-- READING TEXT --
◇ ◇ ◇ ◇ ◇ ◇ ◇
Reading culture by covers: Time put Obama on the cover for 13th time this year in a special Inauguration Preview, at left. In 2008 political themes were on the cover 19 times at Time and only one movie star was on the cover (George Clooney). Newsweek had 26 cover stories on politics last year -- including two on Michelle Obama.
How to fix our world and our problems requires the mojo of a rock star, the heft of a pope, the cojones of a king, and the uuummmph of an underdog - soft power, hard power, social power and political power. The cultural yearnings cut across the currents here and this proliferation of the O-man everywhere isn't just the hope for a leader to fix our problems, but also, and perhaps more significantly, a mirror to our (post-white) selves.
WaPo notes this media trend: "Once, making the covers of Time and Newsweek was an event. Now... it is more of a cultural blip, one more bit of data in a crowded marketplace." I disagree. Covers are a huge visual graphic of our society, with a date. This obsession with Obama continues, because we're no longer black and white but nuanced.
Our great hope is a reflection of ourselves, an about face, a media vuelta, a volte-face. No longer a Great White Hope, we need a revision of our identity.
Atlantic Monthly's Jan/Feb issue cover featuring a full-face frame of Obama, and series of articles raises the issue of our post-white world (links to all of these good articles on the flip). I was in Houston when whites became the minority there in the mid-1990s. The 1990 Census for the first time allowed respondents to check more than one box for race. For my Oklahoma friends who had long carried Indian blood, this was a long-awaited move to recognize our mixed heritage. But yet the talk of race, in terms of who are we, continues. Frank Rich says we're not post-white in his article this week White Like Me. My mother sends me an email with the subject line: I Am Not A Racist! talking about Leonard Pitt's recent op ed article wondering what Abraham Lincoln would think of Obama's presidency: "Lincoln famously said in 1858 that "there is a physical difference between the white and black races, which ... will forever forbid the two races living together upon terms of social and political equality." I've called my parents down for politically incorrect behavior. We're in new times, but they've not been named. Post-White?
I've just been wondering, for quite awhile, how come Obama, who is half white, is considered Black, not White? When will we have a new term for our gumbo-ness? When will race not matter?
◇ ◇ ◇ ◇ ◇ ◇ ◇
-- STATED PROBLEM A --
Answer these three questions from the post about Obama and magazine covers, one answer per line:
(i) Which movie star was the only one on Time's cover in 2008?
(ii) How many cover stories on politics did Newsweek run last year?
(iii) Which census first let respondents check more than one box for race?
-- STATED PROBLEM B --
Copy word for word the stretch of the post about Obama and magazine covers from "Our great hope" through "of our identity.".
◇ ◇ ◇ ◇ ◇ ◇ ◇
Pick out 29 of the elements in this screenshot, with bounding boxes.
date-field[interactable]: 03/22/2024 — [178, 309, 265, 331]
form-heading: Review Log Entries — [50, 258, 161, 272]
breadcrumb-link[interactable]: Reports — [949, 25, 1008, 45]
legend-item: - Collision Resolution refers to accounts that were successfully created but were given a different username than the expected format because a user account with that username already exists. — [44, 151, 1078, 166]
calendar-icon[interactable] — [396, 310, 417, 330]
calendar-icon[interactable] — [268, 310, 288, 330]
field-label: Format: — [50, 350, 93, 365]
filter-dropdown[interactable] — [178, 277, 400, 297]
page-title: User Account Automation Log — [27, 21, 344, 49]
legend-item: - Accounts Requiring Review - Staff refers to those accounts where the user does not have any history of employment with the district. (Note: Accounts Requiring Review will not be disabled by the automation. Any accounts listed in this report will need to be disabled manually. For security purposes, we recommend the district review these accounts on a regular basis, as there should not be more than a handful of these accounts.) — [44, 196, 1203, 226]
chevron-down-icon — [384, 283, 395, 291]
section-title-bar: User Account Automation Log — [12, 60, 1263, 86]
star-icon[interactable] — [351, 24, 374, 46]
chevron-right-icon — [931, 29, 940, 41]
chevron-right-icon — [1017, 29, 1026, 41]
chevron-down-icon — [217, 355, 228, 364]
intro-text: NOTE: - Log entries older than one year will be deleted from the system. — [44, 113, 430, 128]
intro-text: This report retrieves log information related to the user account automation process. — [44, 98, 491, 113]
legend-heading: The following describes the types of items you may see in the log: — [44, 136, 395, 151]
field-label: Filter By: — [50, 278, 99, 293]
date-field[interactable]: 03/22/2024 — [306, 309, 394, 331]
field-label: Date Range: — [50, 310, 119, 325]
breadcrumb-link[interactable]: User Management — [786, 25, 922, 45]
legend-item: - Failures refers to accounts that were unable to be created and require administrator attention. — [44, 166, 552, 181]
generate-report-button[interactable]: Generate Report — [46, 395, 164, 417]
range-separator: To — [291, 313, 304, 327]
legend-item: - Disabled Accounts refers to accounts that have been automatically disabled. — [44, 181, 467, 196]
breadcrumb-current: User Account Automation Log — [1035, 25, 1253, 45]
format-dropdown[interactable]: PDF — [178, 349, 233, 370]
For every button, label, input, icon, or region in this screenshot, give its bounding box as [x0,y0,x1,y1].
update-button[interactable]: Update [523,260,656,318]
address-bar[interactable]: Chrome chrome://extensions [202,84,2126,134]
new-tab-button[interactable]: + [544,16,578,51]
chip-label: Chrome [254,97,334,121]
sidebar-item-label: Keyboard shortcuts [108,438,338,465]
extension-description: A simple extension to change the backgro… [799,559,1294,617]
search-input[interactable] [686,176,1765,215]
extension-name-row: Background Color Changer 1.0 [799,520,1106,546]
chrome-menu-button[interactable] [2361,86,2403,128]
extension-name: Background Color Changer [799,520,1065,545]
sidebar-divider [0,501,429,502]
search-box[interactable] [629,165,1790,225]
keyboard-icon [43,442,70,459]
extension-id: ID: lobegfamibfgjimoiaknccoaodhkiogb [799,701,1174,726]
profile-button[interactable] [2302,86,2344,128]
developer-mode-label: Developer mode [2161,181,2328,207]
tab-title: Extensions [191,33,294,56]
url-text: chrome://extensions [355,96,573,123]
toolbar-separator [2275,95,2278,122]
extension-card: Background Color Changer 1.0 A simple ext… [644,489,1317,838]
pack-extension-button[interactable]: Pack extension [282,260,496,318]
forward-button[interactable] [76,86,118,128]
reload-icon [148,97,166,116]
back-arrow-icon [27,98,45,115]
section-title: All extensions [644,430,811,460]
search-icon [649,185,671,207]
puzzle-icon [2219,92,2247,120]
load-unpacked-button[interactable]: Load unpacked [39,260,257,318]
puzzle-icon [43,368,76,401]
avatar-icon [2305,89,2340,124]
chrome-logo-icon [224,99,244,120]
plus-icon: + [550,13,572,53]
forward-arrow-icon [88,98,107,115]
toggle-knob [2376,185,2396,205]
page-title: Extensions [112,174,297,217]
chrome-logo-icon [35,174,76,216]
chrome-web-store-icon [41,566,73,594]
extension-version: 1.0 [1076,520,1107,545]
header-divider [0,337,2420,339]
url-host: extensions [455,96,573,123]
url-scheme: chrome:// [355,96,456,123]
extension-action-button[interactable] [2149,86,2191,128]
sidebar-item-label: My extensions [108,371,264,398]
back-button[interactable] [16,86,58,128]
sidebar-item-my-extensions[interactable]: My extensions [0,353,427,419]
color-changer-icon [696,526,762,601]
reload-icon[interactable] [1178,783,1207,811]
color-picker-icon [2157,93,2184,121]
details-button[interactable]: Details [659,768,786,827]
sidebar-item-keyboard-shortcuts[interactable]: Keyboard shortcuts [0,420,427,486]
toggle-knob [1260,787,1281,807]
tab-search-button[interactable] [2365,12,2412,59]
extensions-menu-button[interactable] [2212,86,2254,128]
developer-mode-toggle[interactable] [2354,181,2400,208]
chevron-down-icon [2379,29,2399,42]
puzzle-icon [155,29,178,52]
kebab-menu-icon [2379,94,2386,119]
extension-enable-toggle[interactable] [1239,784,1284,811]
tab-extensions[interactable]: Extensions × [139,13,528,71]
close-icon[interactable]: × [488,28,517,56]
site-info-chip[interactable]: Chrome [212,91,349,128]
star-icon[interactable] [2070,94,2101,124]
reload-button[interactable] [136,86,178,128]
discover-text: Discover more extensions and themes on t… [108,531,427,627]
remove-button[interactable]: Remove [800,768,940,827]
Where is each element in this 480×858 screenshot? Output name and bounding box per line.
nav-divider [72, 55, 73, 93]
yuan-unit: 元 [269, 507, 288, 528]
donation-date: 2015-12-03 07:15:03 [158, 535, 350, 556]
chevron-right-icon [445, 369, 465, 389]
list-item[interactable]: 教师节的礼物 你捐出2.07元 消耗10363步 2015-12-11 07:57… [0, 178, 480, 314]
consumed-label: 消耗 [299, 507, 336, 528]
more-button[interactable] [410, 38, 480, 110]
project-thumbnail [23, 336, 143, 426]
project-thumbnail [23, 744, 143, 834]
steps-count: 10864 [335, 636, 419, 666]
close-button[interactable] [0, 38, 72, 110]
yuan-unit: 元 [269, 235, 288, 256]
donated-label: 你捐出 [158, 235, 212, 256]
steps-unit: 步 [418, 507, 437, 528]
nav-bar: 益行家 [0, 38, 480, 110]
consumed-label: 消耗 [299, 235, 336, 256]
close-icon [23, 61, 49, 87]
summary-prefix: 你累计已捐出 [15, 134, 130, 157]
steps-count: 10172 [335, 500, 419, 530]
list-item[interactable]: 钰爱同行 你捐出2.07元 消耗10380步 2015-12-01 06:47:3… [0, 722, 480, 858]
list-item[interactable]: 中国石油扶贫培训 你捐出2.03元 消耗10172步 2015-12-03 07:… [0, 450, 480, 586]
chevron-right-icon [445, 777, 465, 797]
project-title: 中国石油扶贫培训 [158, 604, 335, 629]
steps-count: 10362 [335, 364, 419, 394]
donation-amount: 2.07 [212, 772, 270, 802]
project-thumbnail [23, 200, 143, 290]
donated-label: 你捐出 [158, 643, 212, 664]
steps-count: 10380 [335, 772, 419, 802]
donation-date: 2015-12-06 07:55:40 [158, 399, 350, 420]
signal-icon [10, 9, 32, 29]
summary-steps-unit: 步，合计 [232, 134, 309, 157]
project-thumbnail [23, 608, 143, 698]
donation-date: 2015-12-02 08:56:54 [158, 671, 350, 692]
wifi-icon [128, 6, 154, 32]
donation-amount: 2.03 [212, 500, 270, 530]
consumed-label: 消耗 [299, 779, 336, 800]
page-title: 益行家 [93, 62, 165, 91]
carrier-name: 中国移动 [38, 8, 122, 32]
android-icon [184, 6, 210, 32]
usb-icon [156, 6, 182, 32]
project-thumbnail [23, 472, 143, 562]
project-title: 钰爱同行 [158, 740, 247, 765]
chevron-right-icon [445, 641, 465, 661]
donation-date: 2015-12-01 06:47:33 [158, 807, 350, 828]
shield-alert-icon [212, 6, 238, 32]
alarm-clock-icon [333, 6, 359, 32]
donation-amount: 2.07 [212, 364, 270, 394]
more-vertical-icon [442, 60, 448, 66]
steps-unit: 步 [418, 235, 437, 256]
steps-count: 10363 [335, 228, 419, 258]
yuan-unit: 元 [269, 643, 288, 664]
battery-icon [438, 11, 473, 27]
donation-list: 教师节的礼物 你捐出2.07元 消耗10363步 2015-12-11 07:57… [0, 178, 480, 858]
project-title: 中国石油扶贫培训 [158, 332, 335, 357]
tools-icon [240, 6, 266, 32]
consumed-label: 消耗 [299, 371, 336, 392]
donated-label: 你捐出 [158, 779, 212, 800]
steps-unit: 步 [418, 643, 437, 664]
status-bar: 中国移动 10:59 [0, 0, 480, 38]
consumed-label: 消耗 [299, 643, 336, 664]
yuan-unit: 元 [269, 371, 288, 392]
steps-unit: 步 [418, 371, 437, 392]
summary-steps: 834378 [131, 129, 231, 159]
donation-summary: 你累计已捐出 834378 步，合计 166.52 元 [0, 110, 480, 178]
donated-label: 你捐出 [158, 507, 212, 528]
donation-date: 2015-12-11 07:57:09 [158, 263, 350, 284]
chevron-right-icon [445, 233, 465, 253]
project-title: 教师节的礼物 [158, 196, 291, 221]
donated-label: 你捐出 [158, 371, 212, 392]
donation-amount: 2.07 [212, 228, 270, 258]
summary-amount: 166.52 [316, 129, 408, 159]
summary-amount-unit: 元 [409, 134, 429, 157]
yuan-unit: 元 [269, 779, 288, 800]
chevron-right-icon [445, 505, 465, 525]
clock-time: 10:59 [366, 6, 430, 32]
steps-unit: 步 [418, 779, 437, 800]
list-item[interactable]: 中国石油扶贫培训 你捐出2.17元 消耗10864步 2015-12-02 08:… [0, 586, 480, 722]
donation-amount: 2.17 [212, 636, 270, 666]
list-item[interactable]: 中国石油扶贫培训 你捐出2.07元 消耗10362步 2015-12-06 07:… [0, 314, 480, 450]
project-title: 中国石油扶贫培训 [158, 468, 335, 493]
◇ ◇ ◇ ◇ ◇ ◇ ◇
-- FULL RESPONSE A --
(i) George Clooney
(ii) 26
(iii) The 1990 Census

-- FULL RESPONSE B --
Our great hope is a reflection of ourselves, an about face, a media vuelta, a volte-face. No longer a Great White Hope, we need a revision of our identity.